Source text =>
((

How to specify the topology of an active network?
The topology of the network is specified giving a configuration file to the Four11 server. An overview of the Four11 server and its working are described in the Four11 FAQ. Details of the layout of the configuration file are available in the Four11 Server and Network Setup section in the Setup and Configuration document.

How is a SmartPacket defined?
The KUSmartPacketV2 class implements the definition of the SmartPacket. It implements the interface between the user code and the active node kernel. Its public methods expose the functionality of the kernel that is available to the user. The type of the SmartPacket is given by a 128-bit type identifier that is automatically generated when the SmartPacket is created. This type identifier is used to identify the packet in the network and to protect its integrity and the integrity of other packets at the node. Forcing the user to interact with the node only through the interface provided by the SmartPacket's methods ensures safety of the node's resources.

How does an user create a new, simple SmartPacket?
The user creates his own SmartPacket definition by extending the class KUSmartPacketV2. The functionality of the SmartPacket is described by overriding the exec() method of the KUSmartPacketV2 class. Using this interface enables the user to use the default routing, unguaranteed delivery characteristics. See the SmartPing class for an example.
For guaranteed delivery, extend the ReliableCommFW class and override its exec() method for implementing user functionality. The ReliableCommFW class provides a framework that uses a simple Send and Wait for Ack protocol (class StopAndWaitAck) for reliable delivery and RIP routing protocol for routing. See the SmartAckPing class for reference.
If the user wishes to create more complex underlying frameworks, he must override the build() method of the KUSmartPacketV2 class and implement the framework there.

How is a SmartPacket injected into the network?
A Smartpacket is injected into the network in one of two ways. The user creates his own SmartPacket definition by extending the class KUSmartPacketV2 as described earlier. If the logic described in the exec() method does not terminate the execution of the SmartPacket (i.e. call halt() etc.) and the destination of the packet has been set by setting the instance variable Destination_Address then the default execution path takes over after the code in the exec() method is executed and the SmartPacket is automatically routed to its destination.
It is possible to create a new SmartPacket belonging to the group of the parent SmartPacket. In this case, the new SmartPacket can be injected into the network by calling the SendSmartPacket() method of the newly created SmartPacket.

How to create new, complex SmartPackets that are part of a group?

))

Problem set =>
a) In the SmartPacket text, which class does a user extend to get guaranteed delivery?
b) According to the SmartPacket text, why is the user made to interact with the node only through the SmartPacket's methods?
None of the records are needed for this work.

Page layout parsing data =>
((

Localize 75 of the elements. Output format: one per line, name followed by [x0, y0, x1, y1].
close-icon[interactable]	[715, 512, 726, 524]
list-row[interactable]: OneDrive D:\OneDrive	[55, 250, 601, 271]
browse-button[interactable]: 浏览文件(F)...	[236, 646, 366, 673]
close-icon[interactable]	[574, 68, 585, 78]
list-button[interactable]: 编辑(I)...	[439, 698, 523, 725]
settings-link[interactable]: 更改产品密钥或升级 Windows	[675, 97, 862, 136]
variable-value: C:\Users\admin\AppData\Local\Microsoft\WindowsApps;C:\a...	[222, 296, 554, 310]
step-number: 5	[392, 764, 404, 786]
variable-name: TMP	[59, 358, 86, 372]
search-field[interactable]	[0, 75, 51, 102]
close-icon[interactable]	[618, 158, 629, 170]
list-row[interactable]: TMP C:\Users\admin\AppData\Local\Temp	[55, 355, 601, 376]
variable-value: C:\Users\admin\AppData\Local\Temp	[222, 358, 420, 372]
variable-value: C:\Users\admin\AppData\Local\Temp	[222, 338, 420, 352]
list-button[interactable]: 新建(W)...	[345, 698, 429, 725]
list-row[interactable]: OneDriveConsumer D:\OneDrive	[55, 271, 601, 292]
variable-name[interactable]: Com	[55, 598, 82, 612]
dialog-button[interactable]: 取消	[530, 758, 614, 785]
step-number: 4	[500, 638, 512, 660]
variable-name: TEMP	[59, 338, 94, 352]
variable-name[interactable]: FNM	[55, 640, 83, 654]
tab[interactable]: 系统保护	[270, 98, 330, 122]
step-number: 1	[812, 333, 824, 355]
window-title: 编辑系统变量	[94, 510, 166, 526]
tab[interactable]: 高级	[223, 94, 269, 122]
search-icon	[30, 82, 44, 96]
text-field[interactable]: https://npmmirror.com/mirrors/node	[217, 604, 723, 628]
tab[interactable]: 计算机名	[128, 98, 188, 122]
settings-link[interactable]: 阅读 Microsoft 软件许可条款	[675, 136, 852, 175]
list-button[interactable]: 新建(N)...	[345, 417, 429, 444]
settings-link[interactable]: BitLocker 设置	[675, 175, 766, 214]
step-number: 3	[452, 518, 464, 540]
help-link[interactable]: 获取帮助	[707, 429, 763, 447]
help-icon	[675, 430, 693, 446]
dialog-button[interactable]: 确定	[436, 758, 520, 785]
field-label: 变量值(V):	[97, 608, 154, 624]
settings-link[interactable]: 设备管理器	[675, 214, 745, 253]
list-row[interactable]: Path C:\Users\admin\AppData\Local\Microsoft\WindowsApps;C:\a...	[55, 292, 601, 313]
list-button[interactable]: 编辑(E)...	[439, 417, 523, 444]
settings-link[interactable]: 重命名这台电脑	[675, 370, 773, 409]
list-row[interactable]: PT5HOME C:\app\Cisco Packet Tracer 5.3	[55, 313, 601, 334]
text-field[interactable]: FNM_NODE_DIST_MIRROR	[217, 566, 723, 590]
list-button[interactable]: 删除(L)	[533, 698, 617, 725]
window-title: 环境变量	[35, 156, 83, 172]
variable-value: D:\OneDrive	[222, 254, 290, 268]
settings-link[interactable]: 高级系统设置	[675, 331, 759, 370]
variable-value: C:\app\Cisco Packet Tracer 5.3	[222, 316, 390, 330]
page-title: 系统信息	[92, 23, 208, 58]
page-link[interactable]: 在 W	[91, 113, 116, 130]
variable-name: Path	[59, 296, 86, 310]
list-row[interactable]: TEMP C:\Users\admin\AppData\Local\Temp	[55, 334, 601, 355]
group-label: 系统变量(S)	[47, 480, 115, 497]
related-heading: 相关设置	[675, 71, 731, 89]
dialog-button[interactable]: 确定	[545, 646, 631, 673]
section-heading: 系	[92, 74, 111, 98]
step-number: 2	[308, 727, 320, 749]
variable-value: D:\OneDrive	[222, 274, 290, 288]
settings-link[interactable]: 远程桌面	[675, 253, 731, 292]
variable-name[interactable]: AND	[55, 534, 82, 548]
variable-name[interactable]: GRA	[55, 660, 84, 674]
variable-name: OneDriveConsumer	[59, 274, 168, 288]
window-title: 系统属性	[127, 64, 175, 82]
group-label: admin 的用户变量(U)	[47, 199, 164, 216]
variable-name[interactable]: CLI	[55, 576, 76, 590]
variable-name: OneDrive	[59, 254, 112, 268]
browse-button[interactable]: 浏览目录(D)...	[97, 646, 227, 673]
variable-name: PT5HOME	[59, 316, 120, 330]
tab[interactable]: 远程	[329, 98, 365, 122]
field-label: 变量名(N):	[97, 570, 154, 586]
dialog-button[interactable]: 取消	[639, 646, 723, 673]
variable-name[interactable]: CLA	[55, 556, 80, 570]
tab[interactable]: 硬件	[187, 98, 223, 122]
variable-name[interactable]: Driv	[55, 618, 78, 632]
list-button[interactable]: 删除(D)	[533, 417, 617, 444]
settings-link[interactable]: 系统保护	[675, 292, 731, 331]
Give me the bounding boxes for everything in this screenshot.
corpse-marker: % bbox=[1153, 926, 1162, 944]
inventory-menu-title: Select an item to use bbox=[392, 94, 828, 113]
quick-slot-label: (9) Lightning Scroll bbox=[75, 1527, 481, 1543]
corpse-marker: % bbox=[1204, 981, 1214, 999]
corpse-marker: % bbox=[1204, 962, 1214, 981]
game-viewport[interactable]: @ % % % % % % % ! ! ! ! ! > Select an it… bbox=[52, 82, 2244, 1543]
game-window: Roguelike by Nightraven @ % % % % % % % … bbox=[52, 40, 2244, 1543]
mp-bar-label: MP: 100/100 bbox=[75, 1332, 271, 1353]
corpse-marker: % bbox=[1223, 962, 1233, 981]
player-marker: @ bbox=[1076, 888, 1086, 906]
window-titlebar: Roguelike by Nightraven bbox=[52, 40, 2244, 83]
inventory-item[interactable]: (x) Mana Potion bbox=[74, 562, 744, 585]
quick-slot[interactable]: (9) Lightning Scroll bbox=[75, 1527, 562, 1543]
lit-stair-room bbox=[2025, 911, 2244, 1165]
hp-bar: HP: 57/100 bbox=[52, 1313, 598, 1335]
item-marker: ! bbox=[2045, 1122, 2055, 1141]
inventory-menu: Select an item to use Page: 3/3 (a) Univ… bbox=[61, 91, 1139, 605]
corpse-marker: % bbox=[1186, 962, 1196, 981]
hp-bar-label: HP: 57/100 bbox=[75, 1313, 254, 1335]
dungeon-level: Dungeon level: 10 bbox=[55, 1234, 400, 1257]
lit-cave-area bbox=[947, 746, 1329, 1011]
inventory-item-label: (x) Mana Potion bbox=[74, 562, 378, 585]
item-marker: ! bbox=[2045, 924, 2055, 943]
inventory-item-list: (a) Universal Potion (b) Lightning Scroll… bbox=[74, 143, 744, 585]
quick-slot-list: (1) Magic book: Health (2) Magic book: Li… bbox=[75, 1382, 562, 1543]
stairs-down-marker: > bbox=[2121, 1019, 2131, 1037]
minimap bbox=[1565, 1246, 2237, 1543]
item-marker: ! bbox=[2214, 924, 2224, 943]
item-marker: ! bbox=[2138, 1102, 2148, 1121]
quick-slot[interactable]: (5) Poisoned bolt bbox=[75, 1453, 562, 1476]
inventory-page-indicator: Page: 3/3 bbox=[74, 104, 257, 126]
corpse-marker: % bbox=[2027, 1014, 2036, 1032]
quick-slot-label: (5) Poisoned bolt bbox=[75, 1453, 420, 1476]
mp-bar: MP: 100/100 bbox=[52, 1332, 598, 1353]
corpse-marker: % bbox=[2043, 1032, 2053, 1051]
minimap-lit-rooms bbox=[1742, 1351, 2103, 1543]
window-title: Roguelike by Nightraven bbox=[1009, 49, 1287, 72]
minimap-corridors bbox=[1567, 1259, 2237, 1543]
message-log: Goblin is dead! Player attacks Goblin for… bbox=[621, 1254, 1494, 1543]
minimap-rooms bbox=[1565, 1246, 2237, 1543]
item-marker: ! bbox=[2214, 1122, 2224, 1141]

))

Answers to the problems =>
a) The ReliableCommFW class.

b) The KUSmartPacketV2 class is the interface between user code and the active node kernel, and its public methods expose the kernel functionality available to the user. Restricting the user to that interface ensures the safety of the node's resources.